● OBJECTIVE
Retype exactly the lines from the line with "Enumerate this screenshot's" to the end of the data, keeping both boundary lines.

● RECORDS FOR THE EXERCISE
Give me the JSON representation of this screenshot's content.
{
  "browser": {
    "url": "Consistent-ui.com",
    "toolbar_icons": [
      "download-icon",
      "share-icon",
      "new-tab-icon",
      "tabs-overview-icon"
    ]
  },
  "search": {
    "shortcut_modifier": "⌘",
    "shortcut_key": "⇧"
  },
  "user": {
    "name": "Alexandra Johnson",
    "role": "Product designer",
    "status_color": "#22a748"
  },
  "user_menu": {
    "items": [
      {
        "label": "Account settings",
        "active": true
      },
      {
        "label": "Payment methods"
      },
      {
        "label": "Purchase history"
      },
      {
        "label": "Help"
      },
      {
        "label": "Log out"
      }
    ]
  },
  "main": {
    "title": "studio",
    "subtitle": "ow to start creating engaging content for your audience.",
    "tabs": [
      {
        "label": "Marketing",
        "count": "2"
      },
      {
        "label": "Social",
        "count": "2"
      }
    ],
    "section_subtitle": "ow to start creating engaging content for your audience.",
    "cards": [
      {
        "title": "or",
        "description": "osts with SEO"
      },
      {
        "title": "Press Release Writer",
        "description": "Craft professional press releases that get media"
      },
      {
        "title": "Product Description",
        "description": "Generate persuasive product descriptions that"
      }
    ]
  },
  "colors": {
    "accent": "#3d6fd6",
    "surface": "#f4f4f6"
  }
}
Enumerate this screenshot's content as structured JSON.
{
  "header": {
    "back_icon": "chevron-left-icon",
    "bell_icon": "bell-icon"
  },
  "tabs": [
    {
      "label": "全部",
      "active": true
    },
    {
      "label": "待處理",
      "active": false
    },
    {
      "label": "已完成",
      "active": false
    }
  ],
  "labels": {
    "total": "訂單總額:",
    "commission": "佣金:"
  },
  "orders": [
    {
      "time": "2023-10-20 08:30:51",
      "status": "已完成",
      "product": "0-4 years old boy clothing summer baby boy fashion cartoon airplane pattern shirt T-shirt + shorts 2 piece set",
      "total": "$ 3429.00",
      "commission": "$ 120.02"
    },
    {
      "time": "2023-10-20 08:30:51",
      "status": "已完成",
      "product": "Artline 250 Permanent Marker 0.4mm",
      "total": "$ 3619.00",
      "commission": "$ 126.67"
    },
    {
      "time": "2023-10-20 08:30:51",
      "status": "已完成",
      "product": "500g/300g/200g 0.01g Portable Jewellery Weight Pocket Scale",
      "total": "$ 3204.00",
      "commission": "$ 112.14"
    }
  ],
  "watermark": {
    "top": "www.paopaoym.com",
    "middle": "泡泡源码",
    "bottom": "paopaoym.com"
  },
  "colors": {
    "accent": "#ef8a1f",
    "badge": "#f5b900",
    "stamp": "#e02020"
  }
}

● RESULT FOR THIS TASK
Enumerate this screenshot's content as structured JSON.
{
  "header": {
    "back_icon": "chevron-left-icon",
    "bell_icon": "bell-icon"
  },
  "tabs": [
    {
      "label": "全部",
      "active": true
    },
    {
      "label": "待處理",
      "active": false
    },
    {
      "label": "已完成",
      "active": false
    }
  ],
  "labels": {
    "total": "訂單總額:",
    "commission": "佣金:"
  },
  "orders": [
    {
      "time": "2023-10-20 08:30:51",
      "status": "已完成",
      "product": "0-4 years old boy clothing summer baby boy fashion cartoon airplane pattern shirt T-shirt + shorts 2 piece set",
      "total": "$ 3429.00",
      "commission": "$ 120.02"
    },
    {
      "time": "2023-10-20 08:30:51",
      "status": "已完成",
      "product": "Artline 250 Permanent Marker 0.4mm",
      "total": "$ 3619.00",
      "commission": "$ 126.67"
    },
    {
      "time": "2023-10-20 08:30:51",
      "status": "已完成",
      "product": "500g/300g/200g 0.01g Portable Jewellery Weight Pocket Scale",
      "total": "$ 3204.00",
      "commission": "$ 112.14"
    }
  ],
  "watermark": {
    "top": "www.paopaoym.com",
    "middle": "泡泡源码",
    "bottom": "paopaoym.com"
  },
  "colors": {
    "accent": "#ef8a1f",
    "badge": "#f5b900",
    "stamp": "#e02020"
  }
}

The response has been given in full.